Return all of the data exactly as written, without the pictures.

[start]

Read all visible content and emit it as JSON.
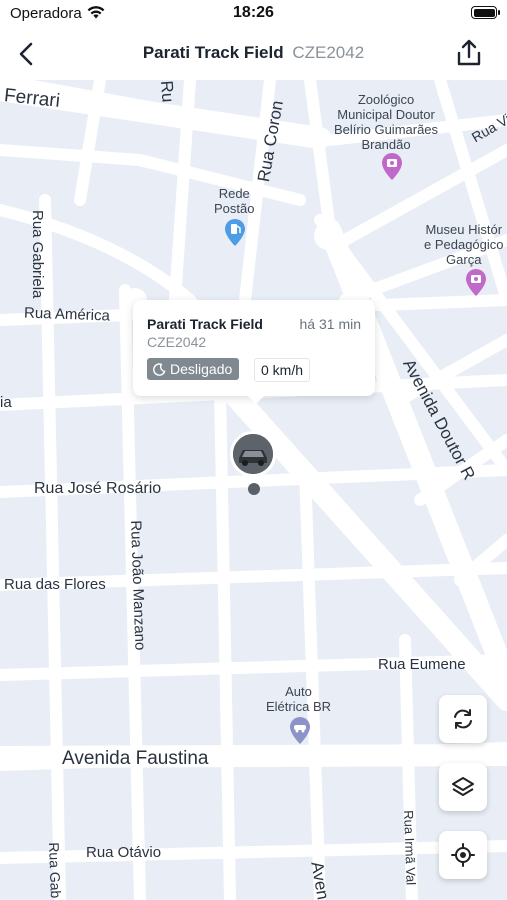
{
  "status_bar": {
    "carrier": "Operadora",
    "time": "18:26"
  },
  "nav": {
    "title": "Parati Track Field",
    "plate": "CZE2042"
  },
  "map": {
    "streets": {
      "ferrari": "Ferrari",
      "rua_r": "Ru",
      "rua_coron": "Rua Coron",
      "rua_v": "Rua Vi",
      "rua_gabriela": "Rua Gabriela",
      "rua_america": "Rua América",
      "avenida_doutor": "Avenida Doutor R",
      "ia": "ia",
      "rua_jose_rosario": "Rua José Rosário",
      "rua_joao_manzano": "Rua João Manzano",
      "rua_das_flores": "Rua das Flores",
      "rua_eumene": "Rua Eumene",
      "avenida_faustina": "Avenida Faustina",
      "rua_otavio": "Rua Otávio",
      "rua_gab_bottom": "Rua Gab",
      "rua_irma_val": "Rua Irmã Val",
      "ave_bottom": "Aven"
    },
    "pois": {
      "zoo": "Zoológico\nMunicipal Doutor\nBelírio Guimarães\nBrandão",
      "rede_postao": "Rede\nPostão",
      "museu": "Museu Histór\ne Pedagógico\nGarça",
      "auto_eletrica": "Auto\nElétrica BR"
    }
  },
  "popup": {
    "name": "Parati Track Field",
    "time_ago": "há 31 min",
    "plate": "CZE2042",
    "status": "Desligado",
    "speed": "0 km/h"
  },
  "icons": {
    "back": "chevron-left-icon",
    "share": "share-icon",
    "refresh": "refresh-icon",
    "layers": "layers-icon",
    "locate": "locate-icon",
    "moon": "moon-icon"
  },
  "colors": {
    "road": "#ffffff",
    "map_bg": "#e9eef6",
    "poi_pink": "#c069c8",
    "poi_blue": "#4e9be6",
    "badge": "#818990"
  }
}
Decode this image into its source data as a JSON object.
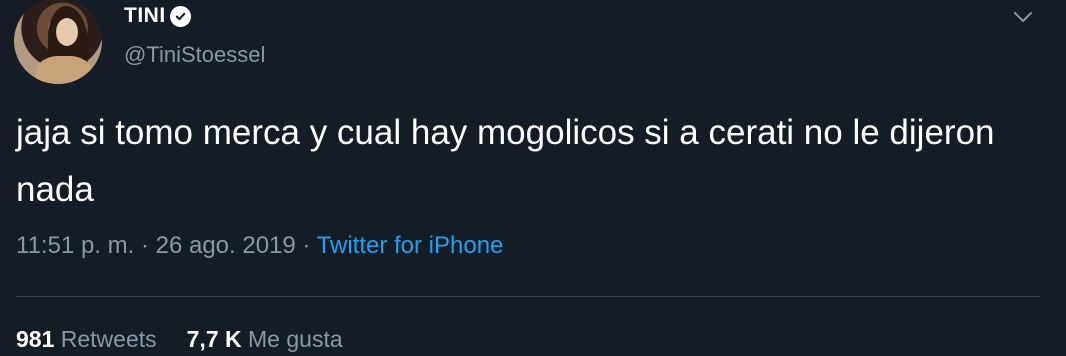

[end]

--- Result for this task ---
Read all visible content and emit it as JSON.
{
  "status_bar": {
    "carrier": "Operadora",
    "time": "18:26"
  },
  "nav": {
    "title": "Parati Track Field",
    "plate": "CZE2042"
  },
  "map": {
    "streets": {
      "ferrari": "Ferrari",
      "rua_r": "Ru",
      "rua_coron": "Rua Coron",
      "rua_v": "Rua Vi",
      "rua_gabriela": "Rua Gabriela",
      "rua_america": "Rua América",
      "avenida_doutor": "Avenida Doutor R",
      "ia": "ia",
      "rua_jose_rosario": "Rua José Rosário",
      "rua_joao_manzano": "Rua João Manzano",
      "rua_das_flores": "Rua das Flores",
      "rua_eumene": "Rua Eumene",
      "avenida_faustina": "Avenida Faustina",
      "rua_otavio": "Rua Otávio",
      "rua_gab_bottom": "Rua Gab",
      "rua_irma_val": "Rua Irmã Val",
      "ave_bottom": "Aven"
    },
    "pois": {
      "zoo": "Zoológico\nMunicipal Doutor\nBelírio Guimarães\nBrandão",
      "rede_postao": "Rede\nPostão",
      "museu": "Museu Histór\ne Pedagógico\nGarça",
      "auto_eletrica": "Auto\nElétrica BR"
    }
  },
  "popup": {
    "name": "Parati Track Field",
    "time_ago": "há 31 min",
    "plate": "CZE2042",
    "status": "Desligado",
    "speed": "0 km/h"
  },
  "icons": {
    "back": "chevron-left-icon",
    "share": "share-icon",
    "refresh": "refresh-icon",
    "layers": "layers-icon",
    "locate": "locate-icon",
    "moon": "moon-icon"
  },
  "colors": {
    "road": "#ffffff",
    "map_bg": "#e9eef6",
    "poi_pink": "#c069c8",
    "poi_blue": "#4e9be6",
    "badge": "#818990"
  }
}
Decode this image into its source data as a JSON object.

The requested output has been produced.